__YOUR GOAL__. The entries below should be transcribed in their entirety, exactly as written.

[start of RECORD EXTRACTS]

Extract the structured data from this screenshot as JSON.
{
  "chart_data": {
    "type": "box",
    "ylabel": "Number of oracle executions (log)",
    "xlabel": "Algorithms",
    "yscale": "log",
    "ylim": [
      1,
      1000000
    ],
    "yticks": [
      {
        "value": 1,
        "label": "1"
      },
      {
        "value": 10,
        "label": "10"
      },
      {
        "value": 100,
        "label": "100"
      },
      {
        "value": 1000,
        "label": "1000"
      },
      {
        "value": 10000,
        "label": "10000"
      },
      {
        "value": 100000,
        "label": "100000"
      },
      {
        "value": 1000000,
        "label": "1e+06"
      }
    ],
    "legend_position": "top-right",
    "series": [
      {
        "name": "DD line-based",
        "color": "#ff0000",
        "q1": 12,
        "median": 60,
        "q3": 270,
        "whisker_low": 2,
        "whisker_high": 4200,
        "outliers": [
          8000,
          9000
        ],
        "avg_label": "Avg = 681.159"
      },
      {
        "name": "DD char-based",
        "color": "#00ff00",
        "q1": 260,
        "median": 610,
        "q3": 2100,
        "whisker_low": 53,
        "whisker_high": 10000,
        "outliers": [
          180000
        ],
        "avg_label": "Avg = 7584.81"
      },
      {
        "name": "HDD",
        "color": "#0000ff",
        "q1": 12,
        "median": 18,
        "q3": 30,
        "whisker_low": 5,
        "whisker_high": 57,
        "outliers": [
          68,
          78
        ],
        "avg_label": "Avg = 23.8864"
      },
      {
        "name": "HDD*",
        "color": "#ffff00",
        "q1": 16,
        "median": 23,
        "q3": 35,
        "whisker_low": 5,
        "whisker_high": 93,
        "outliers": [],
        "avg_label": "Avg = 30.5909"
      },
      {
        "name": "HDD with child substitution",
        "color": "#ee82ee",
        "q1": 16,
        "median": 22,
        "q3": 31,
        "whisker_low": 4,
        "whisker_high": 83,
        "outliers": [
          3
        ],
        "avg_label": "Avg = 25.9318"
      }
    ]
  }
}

[end of RECORD EXTRACTS]

__ANSWER TO THE EXERCISE__.
Extract the structured data from this screenshot as JSON.
{
  "chart_data": {
    "type": "box",
    "ylabel": "Number of oracle executions (log)",
    "xlabel": "Algorithms",
    "yscale": "log",
    "ylim": [
      1,
      1000000
    ],
    "yticks": [
      {
        "value": 1,
        "label": "1"
      },
      {
        "value": 10,
        "label": "10"
      },
      {
        "value": 100,
        "label": "100"
      },
      {
        "value": 1000,
        "label": "1000"
      },
      {
        "value": 10000,
        "label": "10000"
      },
      {
        "value": 100000,
        "label": "100000"
      },
      {
        "value": 1000000,
        "label": "1e+06"
      }
    ],
    "legend_position": "top-right",
    "series": [
      {
        "name": "DD line-based",
        "color": "#ff0000",
        "q1": 12,
        "median": 60,
        "q3": 270,
        "whisker_low": 2,
        "whisker_high": 4200,
        "outliers": [
          8000,
          9000
        ],
        "avg_label": "Avg = 681.159"
      },
      {
        "name": "DD char-based",
        "color": "#00ff00",
        "q1": 260,
        "median": 610,
        "q3": 2100,
        "whisker_low": 53,
        "whisker_high": 10000,
        "outliers": [
          180000
        ],
        "avg_label": "Avg = 7584.81"
      },
      {
        "name": "HDD",
        "color": "#0000ff",
        "q1": 12,
        "median": 18,
        "q3": 30,
        "whisker_low": 5,
        "whisker_high": 57,
        "outliers": [
          68,
          78
        ],
        "avg_label": "Avg = 23.8864"
      },
      {
        "name": "HDD*",
        "color": "#ffff00",
        "q1": 16,
        "median": 23,
        "q3": 35,
        "whisker_low": 5,
        "whisker_high": 93,
        "outliers": [],
        "avg_label": "Avg = 30.5909"
      },
      {
        "name": "HDD with child substitution",
        "color": "#ee82ee",
        "q1": 16,
        "median": 22,
        "q3": 31,
        "whisker_low": 4,
        "whisker_high": 83,
        "outliers": [
          3
        ],
        "avg_label": "Avg = 25.9318"
      }
    ]
  }
}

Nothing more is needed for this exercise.